╔══

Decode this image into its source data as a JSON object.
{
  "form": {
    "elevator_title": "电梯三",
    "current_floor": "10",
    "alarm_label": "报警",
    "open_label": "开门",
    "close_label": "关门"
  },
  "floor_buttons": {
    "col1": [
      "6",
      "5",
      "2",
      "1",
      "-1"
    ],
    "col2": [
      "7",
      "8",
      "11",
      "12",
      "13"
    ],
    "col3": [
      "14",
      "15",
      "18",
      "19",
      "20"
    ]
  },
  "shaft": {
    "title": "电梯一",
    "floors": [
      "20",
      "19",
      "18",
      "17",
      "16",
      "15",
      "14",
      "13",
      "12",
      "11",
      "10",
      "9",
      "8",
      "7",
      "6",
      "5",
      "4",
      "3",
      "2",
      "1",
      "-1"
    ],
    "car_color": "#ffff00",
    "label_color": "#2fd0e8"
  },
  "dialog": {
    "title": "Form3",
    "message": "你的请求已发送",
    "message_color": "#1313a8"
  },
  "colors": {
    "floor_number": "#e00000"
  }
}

╚══
╔══

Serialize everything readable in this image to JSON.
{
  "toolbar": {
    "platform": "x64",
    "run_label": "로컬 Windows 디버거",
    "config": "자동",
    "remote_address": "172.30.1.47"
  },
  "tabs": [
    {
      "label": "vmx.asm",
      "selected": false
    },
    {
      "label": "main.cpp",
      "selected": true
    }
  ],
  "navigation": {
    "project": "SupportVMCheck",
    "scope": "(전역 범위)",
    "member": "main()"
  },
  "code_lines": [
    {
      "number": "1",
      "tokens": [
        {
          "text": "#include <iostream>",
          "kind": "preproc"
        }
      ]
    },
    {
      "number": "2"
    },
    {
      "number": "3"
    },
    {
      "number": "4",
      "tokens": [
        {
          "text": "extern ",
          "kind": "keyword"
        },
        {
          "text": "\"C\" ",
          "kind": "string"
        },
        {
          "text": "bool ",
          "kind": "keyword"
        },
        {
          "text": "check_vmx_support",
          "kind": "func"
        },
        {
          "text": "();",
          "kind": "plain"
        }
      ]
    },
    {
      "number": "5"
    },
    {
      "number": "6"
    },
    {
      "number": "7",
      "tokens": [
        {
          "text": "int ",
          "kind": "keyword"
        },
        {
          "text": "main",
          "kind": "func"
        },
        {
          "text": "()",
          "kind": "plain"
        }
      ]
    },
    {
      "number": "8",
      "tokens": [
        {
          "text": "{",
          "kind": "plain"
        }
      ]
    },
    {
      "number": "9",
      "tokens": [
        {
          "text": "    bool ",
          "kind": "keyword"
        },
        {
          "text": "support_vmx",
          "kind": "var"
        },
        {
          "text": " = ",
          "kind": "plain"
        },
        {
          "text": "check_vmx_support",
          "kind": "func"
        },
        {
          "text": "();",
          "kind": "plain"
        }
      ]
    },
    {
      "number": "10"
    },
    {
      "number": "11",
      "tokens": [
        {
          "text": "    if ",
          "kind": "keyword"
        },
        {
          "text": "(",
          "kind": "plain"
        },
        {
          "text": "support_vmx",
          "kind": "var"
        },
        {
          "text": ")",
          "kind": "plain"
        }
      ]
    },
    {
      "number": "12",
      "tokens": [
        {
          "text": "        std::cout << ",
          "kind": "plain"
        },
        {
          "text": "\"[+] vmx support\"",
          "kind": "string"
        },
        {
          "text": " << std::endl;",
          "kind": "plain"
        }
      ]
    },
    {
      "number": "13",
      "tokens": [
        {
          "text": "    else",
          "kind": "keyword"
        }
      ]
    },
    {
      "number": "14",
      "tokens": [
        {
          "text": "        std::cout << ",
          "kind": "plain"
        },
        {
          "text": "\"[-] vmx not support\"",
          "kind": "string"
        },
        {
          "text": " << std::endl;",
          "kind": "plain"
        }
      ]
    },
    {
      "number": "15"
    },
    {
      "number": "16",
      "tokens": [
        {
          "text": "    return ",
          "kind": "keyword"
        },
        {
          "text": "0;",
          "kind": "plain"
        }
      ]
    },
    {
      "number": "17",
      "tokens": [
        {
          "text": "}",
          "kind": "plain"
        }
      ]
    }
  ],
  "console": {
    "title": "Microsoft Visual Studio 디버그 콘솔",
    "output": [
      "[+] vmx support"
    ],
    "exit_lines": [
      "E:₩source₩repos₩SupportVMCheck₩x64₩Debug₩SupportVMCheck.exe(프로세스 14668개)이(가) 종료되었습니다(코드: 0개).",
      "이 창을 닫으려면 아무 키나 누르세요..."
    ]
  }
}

╚══

**What you should do:** Copy all lines from the material that hold "source".

**Right answer:**
Decode this image into its source data as a JSON object.
      "E:₩source₩repos₩SupportVMCheck₩x64₩Debug₩SupportVMCheck.exe(프로세스 14668개)이(가) 종료되었습니다(코드: 0개).",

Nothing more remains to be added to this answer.